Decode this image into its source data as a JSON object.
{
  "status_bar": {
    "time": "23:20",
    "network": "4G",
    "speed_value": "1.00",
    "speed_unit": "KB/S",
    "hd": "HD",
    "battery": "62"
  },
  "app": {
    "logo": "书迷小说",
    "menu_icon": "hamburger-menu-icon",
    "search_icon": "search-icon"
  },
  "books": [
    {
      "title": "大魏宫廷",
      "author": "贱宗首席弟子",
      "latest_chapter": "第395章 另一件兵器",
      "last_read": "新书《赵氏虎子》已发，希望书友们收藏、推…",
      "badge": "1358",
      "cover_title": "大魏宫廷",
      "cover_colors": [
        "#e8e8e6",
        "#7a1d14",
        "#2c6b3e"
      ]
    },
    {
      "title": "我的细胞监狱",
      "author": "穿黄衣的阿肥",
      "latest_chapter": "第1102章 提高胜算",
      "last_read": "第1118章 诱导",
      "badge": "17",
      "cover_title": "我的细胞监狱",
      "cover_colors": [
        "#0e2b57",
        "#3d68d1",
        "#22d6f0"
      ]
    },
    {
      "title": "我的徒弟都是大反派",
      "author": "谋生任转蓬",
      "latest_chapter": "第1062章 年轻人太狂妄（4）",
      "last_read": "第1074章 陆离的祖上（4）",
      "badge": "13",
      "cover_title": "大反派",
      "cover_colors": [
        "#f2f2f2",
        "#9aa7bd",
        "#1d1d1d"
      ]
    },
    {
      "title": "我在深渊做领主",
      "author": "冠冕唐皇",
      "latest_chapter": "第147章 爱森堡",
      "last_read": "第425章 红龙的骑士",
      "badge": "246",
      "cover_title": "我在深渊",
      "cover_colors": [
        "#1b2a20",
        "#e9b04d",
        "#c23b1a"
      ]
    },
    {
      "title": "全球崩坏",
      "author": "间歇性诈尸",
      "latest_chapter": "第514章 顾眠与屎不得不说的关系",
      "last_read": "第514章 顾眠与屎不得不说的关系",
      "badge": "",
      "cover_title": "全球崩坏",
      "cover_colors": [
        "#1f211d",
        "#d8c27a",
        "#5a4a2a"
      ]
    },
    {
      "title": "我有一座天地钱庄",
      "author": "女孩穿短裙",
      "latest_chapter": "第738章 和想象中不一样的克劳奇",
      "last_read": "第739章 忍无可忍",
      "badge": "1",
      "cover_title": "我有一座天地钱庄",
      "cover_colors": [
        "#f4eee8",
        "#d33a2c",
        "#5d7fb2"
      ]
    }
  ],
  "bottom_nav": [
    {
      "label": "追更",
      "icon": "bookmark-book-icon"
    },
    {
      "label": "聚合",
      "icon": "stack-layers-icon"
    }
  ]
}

=-=-=

▸ TASK REQUIREMENTS:
Using the data above, reproduce every line exactly.

▸ COMPLETE OUTPUT:
Decode this image into its source data as a JSON object.
{
  "status_bar": {
    "time": "23:20",
    "network": "4G",
    "speed_value": "1.00",
    "speed_unit": "KB/S",
    "hd": "HD",
    "battery": "62"
  },
  "app": {
    "logo": "书迷小说",
    "menu_icon": "hamburger-menu-icon",
    "search_icon": "search-icon"
  },
  "books": [
    {
      "title": "大魏宫廷",
      "author": "贱宗首席弟子",
      "latest_chapter": "第395章 另一件兵器",
      "last_read": "新书《赵氏虎子》已发，希望书友们收藏、推…",
      "badge": "1358",
      "cover_title": "大魏宫廷",
      "cover_colors": [
        "#e8e8e6",
        "#7a1d14",
        "#2c6b3e"
      ]
    },
    {
      "title": "我的细胞监狱",
      "author": "穿黄衣的阿肥",
      "latest_chapter": "第1102章 提高胜算",
      "last_read": "第1118章 诱导",
      "badge": "17",
      "cover_title": "我的细胞监狱",
      "cover_colors": [
        "#0e2b57",
        "#3d68d1",
        "#22d6f0"
      ]
    },
    {
      "title": "我的徒弟都是大反派",
      "author": "谋生任转蓬",
      "latest_chapter": "第1062章 年轻人太狂妄（4）",
      "last_read": "第1074章 陆离的祖上（4）",
      "badge": "13",
      "cover_title": "大反派",
      "cover_colors": [
        "#f2f2f2",
        "#9aa7bd",
        "#1d1d1d"
      ]
    },
    {
      "title": "我在深渊做领主",
      "author": "冠冕唐皇",
      "latest_chapter": "第147章 爱森堡",
      "last_read": "第425章 红龙的骑士",
      "badge": "246",
      "cover_title": "我在深渊",
      "cover_colors": [
        "#1b2a20",
        "#e9b04d",
        "#c23b1a"
      ]
    },
    {
      "title": "全球崩坏",
      "author": "间歇性诈尸",
      "latest_chapter": "第514章 顾眠与屎不得不说的关系",
      "last_read": "第514章 顾眠与屎不得不说的关系",
      "badge": "",
      "cover_title": "全球崩坏",
      "cover_colors": [
        "#1f211d",
        "#d8c27a",
        "#5a4a2a"
      ]
    },
    {
      "title": "我有一座天地钱庄",
      "author": "女孩穿短裙",
      "latest_chapter": "第738章 和想象中不一样的克劳奇",
      "last_read": "第739章 忍无可忍",
      "badge": "1",
      "cover_title": "我有一座天地钱庄",
      "cover_colors": [
        "#f4eee8",
        "#d33a2c",
        "#5d7fb2"
      ]
    }
  ],
  "bottom_nav": [
    {
      "label": "追更",
      "icon": "bookmark-book-icon"
    },
    {
      "label": "聚合",
      "icon": "stack-layers-icon"
    }
  ]
}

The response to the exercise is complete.